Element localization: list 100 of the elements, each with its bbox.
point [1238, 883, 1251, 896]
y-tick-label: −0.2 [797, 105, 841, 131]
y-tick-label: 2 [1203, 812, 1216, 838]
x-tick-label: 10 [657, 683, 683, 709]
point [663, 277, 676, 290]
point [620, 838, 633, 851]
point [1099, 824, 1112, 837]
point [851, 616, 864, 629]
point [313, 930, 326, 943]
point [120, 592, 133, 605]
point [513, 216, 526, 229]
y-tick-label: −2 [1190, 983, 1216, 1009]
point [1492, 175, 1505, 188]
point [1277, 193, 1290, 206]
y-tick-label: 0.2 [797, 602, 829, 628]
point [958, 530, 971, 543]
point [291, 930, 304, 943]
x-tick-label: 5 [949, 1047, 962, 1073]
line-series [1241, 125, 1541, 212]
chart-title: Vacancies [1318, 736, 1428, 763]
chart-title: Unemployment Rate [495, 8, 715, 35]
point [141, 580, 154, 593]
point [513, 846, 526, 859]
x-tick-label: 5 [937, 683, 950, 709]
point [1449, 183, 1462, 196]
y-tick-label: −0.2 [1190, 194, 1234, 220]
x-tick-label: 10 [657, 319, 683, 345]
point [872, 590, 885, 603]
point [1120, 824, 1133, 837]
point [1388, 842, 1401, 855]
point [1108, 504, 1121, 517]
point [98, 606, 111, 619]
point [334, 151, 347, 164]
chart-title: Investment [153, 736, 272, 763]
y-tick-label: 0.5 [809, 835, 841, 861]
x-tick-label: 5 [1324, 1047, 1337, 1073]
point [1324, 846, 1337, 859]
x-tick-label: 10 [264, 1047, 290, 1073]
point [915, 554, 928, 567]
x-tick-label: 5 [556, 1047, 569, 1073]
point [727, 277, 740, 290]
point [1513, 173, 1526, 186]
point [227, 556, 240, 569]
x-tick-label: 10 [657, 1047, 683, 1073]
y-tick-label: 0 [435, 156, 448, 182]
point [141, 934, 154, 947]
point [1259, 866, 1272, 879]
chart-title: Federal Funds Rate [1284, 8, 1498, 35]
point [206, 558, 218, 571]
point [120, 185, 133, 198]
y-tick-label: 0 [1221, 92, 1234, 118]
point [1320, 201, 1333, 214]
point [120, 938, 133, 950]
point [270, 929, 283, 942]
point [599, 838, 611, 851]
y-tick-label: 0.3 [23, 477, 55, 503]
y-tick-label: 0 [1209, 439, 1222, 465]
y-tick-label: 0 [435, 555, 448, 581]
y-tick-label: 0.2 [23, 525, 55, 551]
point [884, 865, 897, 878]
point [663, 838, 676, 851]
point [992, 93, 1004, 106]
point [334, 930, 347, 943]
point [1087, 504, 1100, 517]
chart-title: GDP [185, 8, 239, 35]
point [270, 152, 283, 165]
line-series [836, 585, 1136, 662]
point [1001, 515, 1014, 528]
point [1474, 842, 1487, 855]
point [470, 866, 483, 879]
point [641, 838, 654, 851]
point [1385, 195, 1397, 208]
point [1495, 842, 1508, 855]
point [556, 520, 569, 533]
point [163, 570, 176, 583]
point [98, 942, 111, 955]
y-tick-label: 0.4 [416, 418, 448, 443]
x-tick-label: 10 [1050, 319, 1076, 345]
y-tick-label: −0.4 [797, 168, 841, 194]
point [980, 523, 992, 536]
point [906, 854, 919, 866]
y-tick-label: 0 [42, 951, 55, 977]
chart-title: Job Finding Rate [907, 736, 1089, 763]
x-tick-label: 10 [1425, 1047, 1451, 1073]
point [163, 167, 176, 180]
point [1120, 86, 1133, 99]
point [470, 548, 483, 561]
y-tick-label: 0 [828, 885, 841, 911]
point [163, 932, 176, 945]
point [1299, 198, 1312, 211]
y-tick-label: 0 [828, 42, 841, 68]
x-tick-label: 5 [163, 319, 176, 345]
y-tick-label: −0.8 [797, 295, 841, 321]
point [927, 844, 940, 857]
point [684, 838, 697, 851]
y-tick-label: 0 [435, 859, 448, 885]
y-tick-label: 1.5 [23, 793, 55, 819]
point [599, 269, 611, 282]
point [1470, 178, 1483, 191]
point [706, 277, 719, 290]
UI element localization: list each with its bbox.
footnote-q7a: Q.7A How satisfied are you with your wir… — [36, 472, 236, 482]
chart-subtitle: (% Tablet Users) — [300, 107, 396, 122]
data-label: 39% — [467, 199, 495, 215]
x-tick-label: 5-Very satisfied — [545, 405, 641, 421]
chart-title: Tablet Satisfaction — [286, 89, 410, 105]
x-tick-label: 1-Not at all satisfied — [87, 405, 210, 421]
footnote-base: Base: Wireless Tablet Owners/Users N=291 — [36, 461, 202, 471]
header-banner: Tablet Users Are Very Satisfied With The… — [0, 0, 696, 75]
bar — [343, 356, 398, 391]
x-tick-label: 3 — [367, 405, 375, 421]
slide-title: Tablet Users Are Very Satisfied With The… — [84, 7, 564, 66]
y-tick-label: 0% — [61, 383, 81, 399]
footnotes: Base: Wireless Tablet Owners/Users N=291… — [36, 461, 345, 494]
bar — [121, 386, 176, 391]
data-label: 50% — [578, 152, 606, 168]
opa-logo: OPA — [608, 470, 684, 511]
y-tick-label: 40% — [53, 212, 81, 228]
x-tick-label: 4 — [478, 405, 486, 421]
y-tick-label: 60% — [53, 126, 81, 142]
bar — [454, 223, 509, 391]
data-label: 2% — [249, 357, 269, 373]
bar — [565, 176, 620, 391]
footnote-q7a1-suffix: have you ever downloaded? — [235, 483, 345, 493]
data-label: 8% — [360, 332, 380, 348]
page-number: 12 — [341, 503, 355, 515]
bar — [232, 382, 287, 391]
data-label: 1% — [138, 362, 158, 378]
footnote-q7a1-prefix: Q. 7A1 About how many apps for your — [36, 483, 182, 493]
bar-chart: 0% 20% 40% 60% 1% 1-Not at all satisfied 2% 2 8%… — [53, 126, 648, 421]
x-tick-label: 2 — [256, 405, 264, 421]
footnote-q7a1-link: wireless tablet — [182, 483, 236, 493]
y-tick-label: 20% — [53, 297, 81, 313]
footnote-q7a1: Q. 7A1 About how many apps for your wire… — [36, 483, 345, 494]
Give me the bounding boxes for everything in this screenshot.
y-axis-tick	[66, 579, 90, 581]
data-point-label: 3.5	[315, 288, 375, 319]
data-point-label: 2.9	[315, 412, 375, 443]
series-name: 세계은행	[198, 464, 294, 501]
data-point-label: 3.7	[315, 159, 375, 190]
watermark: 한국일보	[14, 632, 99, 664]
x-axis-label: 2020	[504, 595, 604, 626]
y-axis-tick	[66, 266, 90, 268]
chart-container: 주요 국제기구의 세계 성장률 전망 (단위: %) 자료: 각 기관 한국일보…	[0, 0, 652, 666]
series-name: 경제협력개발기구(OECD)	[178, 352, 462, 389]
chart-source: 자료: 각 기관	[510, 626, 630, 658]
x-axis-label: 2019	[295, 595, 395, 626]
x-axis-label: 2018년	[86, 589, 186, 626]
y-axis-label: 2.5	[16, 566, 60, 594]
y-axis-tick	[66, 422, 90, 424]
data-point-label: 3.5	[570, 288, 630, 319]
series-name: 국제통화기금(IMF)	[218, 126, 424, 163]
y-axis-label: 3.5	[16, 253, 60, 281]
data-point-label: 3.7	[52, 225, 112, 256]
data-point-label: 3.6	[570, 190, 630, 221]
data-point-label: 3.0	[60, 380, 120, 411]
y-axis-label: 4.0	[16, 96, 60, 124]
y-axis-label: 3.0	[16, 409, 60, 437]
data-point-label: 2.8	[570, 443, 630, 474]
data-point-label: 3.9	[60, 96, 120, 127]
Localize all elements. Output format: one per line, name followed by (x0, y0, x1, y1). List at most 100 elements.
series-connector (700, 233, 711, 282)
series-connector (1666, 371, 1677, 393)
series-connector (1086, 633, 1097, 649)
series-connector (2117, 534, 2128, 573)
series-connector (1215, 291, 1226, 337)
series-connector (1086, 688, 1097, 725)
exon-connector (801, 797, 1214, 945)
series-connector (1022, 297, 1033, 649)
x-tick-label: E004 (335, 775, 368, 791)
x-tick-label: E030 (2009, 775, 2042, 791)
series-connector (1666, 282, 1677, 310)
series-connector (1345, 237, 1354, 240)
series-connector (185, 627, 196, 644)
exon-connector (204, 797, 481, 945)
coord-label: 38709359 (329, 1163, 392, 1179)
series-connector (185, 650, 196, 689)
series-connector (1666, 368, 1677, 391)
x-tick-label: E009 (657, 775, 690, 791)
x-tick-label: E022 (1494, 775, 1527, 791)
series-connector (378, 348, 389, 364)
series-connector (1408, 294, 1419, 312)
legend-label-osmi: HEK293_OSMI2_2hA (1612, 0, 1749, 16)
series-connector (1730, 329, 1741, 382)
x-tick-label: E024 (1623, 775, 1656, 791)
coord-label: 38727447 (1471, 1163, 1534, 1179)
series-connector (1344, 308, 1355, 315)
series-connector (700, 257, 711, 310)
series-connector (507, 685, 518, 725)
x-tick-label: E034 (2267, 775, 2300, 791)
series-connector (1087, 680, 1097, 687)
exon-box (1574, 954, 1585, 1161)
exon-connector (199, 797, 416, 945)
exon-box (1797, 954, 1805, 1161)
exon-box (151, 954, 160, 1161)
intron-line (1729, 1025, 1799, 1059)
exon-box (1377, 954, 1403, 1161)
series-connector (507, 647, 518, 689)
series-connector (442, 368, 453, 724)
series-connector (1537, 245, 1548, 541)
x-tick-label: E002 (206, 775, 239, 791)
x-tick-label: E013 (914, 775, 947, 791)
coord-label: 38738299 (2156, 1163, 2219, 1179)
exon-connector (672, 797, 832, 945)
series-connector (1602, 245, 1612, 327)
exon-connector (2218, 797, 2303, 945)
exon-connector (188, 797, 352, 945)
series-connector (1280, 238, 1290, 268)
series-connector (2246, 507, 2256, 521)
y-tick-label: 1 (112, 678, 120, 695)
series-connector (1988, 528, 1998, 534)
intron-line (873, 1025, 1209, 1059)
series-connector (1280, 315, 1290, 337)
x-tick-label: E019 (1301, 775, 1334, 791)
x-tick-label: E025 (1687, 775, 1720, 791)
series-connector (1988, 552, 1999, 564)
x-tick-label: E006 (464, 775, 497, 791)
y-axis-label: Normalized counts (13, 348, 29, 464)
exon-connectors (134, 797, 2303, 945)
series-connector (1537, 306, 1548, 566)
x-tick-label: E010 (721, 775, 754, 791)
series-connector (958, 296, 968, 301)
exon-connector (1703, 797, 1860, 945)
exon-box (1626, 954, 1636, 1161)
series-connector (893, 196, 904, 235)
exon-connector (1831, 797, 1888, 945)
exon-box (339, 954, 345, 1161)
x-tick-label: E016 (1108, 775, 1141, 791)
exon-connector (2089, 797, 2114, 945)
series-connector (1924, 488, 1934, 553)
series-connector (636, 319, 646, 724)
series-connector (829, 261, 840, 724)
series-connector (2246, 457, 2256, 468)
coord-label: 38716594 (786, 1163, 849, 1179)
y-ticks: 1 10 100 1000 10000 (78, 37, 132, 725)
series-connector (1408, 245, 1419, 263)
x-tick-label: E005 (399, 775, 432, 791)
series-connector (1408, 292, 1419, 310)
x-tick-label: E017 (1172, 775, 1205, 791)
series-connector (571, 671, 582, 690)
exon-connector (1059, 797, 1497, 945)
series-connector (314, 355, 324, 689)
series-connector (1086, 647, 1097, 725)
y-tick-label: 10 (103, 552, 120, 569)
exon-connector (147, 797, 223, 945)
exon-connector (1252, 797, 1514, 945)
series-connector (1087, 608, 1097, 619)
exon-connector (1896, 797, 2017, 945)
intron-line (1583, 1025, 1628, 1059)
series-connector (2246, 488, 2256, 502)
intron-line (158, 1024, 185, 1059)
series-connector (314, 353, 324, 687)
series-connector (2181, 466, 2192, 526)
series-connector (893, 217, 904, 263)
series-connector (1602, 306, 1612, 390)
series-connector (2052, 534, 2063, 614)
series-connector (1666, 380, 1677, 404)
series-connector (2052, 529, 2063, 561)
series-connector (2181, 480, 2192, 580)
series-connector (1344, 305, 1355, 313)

**********

Exercise instructions: Please quote the records word for word, from their first line through the line that contains "y-tick-label: 0 [435, 555, 448, 581]", including both of those lines.

Written answer:
Element localization: list 100 of the elements, each with its bbox.
point [1238, 883, 1251, 896]
y-tick-label: −0.2 [797, 105, 841, 131]
y-tick-label: 2 [1203, 812, 1216, 838]
x-tick-label: 10 [657, 683, 683, 709]
point [663, 277, 676, 290]
point [620, 838, 633, 851]
point [1099, 824, 1112, 837]
point [851, 616, 864, 629]
point [313, 930, 326, 943]
point [120, 592, 133, 605]
point [513, 216, 526, 229]
y-tick-label: −2 [1190, 983, 1216, 1009]
point [1492, 175, 1505, 188]
point [1277, 193, 1290, 206]
y-tick-label: 0.2 [797, 602, 829, 628]
point [958, 530, 971, 543]
point [291, 930, 304, 943]
x-tick-label: 5 [949, 1047, 962, 1073]
line-series [1241, 125, 1541, 212]
chart-title: Vacancies [1318, 736, 1428, 763]
chart-title: Unemployment Rate [495, 8, 715, 35]
point [141, 580, 154, 593]
point [513, 846, 526, 859]
x-tick-label: 5 [937, 683, 950, 709]
point [1449, 183, 1462, 196]
y-tick-label: −0.2 [1190, 194, 1234, 220]
x-tick-label: 10 [657, 319, 683, 345]
point [872, 590, 885, 603]
point [1120, 824, 1133, 837]
point [1388, 842, 1401, 855]
point [1108, 504, 1121, 517]
point [98, 606, 111, 619]
point [334, 151, 347, 164]
chart-title: Investment [153, 736, 272, 763]
y-tick-label: 0.5 [809, 835, 841, 861]
x-tick-label: 5 [1324, 1047, 1337, 1073]
point [1324, 846, 1337, 859]
x-tick-label: 10 [264, 1047, 290, 1073]
point [915, 554, 928, 567]
x-tick-label: 5 [556, 1047, 569, 1073]
point [727, 277, 740, 290]
point [1513, 173, 1526, 186]
point [227, 556, 240, 569]
x-tick-label: 10 [657, 1047, 683, 1073]
y-tick-label: 0 [435, 156, 448, 182]
point [141, 934, 154, 947]
point [1259, 866, 1272, 879]
chart-title: Federal Funds Rate [1284, 8, 1498, 35]
point [206, 558, 218, 571]
point [120, 185, 133, 198]
y-tick-label: 0 [1221, 92, 1234, 118]
point [1320, 201, 1333, 214]
point [120, 938, 133, 950]
point [270, 929, 283, 942]
point [599, 838, 611, 851]
y-tick-label: 0.3 [23, 477, 55, 503]
y-tick-label: 0 [1209, 439, 1222, 465]
y-tick-label: 0 [435, 555, 448, 581]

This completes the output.